[Objective] Only a number is wanted: the count of lines in this listing that contain "древне".

[Extracted data entries]
▬▬▬▬▬▬
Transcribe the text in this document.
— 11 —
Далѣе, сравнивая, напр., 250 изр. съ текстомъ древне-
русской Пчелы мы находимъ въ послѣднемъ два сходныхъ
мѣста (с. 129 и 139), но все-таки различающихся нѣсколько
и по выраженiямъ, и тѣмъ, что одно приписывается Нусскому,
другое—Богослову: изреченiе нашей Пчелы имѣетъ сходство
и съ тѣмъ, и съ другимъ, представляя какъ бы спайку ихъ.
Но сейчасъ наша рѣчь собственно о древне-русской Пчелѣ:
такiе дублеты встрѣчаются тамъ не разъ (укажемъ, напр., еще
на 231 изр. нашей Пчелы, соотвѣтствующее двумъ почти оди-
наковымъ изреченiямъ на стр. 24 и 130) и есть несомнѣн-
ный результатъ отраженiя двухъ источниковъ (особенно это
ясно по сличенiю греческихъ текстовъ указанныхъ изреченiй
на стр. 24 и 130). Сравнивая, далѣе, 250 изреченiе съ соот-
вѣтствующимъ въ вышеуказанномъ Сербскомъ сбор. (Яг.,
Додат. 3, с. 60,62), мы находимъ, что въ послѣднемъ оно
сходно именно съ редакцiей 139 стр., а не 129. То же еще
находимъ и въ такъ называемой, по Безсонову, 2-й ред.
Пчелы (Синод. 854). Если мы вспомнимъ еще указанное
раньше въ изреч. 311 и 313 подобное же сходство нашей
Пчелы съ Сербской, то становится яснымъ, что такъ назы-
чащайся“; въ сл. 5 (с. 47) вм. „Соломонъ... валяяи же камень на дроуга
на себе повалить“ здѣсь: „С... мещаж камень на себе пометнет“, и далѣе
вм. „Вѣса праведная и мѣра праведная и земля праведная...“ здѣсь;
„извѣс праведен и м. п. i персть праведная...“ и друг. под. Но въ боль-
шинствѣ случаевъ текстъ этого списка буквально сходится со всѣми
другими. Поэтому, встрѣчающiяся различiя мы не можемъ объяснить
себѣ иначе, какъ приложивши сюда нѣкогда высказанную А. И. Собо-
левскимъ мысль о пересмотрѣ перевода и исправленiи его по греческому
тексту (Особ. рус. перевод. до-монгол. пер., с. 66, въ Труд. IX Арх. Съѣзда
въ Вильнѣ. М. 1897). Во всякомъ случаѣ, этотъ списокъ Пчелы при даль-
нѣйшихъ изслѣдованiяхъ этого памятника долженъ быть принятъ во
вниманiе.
▬▬▬▬▬▬
[Complete answer] 2